_Material for this exercise_.
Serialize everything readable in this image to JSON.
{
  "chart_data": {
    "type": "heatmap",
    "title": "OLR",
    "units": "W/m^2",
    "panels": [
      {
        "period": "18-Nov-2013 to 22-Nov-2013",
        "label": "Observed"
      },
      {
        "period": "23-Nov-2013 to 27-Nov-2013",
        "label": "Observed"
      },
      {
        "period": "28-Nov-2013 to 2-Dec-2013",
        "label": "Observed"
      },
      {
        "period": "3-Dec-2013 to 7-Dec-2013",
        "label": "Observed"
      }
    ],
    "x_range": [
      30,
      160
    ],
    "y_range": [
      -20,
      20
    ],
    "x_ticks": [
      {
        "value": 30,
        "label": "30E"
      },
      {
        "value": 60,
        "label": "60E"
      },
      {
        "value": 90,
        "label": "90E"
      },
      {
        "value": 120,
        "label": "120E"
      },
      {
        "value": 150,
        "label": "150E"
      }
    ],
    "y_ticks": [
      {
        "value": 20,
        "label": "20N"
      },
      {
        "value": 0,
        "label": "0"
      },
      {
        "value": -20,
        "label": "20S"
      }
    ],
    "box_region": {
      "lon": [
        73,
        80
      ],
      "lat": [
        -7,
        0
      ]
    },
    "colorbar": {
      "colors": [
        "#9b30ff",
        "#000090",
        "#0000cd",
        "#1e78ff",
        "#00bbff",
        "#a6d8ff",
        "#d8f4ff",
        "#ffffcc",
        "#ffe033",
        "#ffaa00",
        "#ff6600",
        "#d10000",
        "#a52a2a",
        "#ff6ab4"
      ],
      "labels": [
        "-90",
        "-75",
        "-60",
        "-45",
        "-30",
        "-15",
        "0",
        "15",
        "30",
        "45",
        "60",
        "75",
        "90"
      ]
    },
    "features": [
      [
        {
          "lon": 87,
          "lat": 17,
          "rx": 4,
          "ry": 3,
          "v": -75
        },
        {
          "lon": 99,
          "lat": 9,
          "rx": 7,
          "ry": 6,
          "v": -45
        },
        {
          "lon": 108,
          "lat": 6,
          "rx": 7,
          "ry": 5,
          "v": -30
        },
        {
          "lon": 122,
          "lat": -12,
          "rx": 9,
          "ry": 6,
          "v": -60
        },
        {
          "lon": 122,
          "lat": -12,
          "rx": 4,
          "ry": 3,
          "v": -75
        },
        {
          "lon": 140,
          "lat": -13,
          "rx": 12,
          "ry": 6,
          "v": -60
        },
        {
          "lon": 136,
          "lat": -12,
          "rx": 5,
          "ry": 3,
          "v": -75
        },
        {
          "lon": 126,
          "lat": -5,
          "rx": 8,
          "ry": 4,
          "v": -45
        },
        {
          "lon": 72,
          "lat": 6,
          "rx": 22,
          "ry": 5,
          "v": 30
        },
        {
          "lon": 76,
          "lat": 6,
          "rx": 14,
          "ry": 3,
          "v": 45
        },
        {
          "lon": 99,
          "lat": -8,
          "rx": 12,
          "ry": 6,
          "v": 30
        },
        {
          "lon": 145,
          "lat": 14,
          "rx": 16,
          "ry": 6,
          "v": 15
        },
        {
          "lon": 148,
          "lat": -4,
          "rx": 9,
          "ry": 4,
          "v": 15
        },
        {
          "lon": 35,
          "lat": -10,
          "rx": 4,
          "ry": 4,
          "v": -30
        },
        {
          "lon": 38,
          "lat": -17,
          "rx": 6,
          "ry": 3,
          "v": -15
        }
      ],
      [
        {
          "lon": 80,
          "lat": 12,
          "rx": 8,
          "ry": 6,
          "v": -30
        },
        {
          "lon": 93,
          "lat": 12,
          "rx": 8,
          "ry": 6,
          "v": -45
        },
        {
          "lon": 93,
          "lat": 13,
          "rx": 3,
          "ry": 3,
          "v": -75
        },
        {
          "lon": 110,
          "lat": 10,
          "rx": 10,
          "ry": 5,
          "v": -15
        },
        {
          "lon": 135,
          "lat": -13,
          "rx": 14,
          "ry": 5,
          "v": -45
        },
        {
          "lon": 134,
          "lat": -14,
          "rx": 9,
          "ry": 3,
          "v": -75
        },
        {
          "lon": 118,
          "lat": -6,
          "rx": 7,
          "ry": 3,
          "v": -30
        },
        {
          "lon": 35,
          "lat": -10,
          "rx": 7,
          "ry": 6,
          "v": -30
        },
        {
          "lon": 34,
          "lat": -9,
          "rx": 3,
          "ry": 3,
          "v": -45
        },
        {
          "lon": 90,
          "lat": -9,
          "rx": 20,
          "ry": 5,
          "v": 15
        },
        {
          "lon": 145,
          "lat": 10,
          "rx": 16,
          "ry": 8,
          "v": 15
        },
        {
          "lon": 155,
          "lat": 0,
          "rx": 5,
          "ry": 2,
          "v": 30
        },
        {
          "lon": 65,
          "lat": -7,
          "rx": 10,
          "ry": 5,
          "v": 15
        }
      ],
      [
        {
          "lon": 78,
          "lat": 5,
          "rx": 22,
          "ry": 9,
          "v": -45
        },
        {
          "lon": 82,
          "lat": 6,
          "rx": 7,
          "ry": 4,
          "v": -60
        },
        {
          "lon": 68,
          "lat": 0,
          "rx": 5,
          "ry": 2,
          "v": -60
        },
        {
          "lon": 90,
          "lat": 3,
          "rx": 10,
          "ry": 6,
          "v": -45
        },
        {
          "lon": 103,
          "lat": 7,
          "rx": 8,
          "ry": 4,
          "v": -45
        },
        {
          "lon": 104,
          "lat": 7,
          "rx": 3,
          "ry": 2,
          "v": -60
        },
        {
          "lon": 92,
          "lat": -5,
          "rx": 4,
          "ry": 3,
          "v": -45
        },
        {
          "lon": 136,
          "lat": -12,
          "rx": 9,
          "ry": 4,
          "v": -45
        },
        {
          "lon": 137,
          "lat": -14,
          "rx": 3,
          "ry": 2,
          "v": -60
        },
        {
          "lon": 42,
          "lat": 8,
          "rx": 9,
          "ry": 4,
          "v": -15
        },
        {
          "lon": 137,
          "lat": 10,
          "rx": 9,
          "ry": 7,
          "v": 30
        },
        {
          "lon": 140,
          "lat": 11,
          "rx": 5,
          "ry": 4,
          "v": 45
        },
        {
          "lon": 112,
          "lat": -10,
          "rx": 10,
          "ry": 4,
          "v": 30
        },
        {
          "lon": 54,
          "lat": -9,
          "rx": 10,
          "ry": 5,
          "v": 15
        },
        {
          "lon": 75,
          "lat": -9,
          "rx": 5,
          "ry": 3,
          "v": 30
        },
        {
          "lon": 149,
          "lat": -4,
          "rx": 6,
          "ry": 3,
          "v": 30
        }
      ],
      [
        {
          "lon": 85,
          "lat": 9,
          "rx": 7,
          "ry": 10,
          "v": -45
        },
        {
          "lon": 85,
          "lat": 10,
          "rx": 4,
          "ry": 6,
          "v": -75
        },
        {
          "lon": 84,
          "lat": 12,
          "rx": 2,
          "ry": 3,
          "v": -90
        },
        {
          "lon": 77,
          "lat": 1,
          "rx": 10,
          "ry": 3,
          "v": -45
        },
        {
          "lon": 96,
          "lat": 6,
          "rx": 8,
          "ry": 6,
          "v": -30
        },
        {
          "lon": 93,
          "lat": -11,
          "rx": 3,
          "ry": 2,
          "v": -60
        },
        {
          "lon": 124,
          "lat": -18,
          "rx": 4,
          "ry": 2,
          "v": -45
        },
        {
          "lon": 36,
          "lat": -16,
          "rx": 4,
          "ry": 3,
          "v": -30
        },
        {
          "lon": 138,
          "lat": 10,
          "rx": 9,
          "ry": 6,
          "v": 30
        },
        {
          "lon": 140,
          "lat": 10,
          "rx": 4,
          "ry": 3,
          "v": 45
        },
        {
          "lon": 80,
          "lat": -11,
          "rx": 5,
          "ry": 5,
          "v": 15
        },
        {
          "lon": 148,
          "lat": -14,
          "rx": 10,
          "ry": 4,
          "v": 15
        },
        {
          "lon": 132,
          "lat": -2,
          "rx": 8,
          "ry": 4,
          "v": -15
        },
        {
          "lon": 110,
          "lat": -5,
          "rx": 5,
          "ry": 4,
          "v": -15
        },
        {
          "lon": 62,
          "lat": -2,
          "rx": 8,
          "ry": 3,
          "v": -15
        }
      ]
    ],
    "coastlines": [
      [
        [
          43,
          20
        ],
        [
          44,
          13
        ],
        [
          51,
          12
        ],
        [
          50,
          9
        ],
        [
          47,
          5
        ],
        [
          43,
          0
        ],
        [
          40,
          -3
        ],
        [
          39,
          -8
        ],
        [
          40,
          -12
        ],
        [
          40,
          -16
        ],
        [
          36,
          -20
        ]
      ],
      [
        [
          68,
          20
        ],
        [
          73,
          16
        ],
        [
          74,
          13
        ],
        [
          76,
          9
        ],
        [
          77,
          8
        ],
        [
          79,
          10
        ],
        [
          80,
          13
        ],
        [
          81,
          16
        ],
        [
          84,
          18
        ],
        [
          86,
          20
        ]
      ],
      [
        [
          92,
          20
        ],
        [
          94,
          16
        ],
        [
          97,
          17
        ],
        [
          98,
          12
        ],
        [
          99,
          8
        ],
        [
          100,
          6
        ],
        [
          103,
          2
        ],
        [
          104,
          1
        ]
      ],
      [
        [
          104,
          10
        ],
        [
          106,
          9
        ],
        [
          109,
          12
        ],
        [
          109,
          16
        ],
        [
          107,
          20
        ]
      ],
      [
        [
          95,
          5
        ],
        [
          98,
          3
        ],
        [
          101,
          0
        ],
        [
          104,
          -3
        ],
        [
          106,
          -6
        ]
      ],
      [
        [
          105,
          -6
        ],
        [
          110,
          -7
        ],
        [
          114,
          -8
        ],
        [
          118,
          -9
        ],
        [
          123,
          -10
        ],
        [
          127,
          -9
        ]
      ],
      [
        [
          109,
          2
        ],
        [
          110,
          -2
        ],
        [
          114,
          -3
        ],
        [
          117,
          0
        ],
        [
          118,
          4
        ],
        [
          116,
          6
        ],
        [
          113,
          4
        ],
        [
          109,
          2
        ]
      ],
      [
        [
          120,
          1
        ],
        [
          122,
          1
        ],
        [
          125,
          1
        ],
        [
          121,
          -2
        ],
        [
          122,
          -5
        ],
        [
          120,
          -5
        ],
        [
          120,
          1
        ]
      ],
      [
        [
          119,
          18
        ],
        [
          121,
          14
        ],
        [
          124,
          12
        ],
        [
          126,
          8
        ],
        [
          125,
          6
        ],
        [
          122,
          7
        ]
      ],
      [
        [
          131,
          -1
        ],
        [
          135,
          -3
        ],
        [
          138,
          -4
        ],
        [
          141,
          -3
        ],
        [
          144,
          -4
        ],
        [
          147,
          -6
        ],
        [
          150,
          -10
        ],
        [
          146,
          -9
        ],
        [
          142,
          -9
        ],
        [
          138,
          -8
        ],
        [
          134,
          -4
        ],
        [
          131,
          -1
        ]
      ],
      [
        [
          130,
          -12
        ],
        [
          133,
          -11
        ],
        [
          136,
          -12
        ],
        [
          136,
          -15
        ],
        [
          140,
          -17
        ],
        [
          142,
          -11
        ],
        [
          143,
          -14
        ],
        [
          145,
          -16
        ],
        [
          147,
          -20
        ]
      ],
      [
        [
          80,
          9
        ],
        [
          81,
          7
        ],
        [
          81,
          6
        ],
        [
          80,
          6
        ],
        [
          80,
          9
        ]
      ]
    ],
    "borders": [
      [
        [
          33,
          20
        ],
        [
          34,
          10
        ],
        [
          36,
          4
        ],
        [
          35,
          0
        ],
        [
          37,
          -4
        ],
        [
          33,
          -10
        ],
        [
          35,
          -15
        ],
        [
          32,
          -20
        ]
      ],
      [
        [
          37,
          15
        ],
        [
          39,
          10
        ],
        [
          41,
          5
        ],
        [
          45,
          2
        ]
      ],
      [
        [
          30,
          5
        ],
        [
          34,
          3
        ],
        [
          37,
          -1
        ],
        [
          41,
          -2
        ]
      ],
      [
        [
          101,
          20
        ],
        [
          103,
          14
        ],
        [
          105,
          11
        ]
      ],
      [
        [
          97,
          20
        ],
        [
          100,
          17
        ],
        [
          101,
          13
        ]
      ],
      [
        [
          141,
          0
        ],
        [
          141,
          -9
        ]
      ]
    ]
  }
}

_Directions_. Look over the listing. Pull out every line with the string "period" in it.

_Worked answer_.
        "period": "18-Nov-2013 to 22-Nov-2013",
        "period": "23-Nov-2013 to 27-Nov-2013",
        "period": "28-Nov-2013 to 2-Dec-2013",
        "period": "3-Dec-2013 to 7-Dec-2013",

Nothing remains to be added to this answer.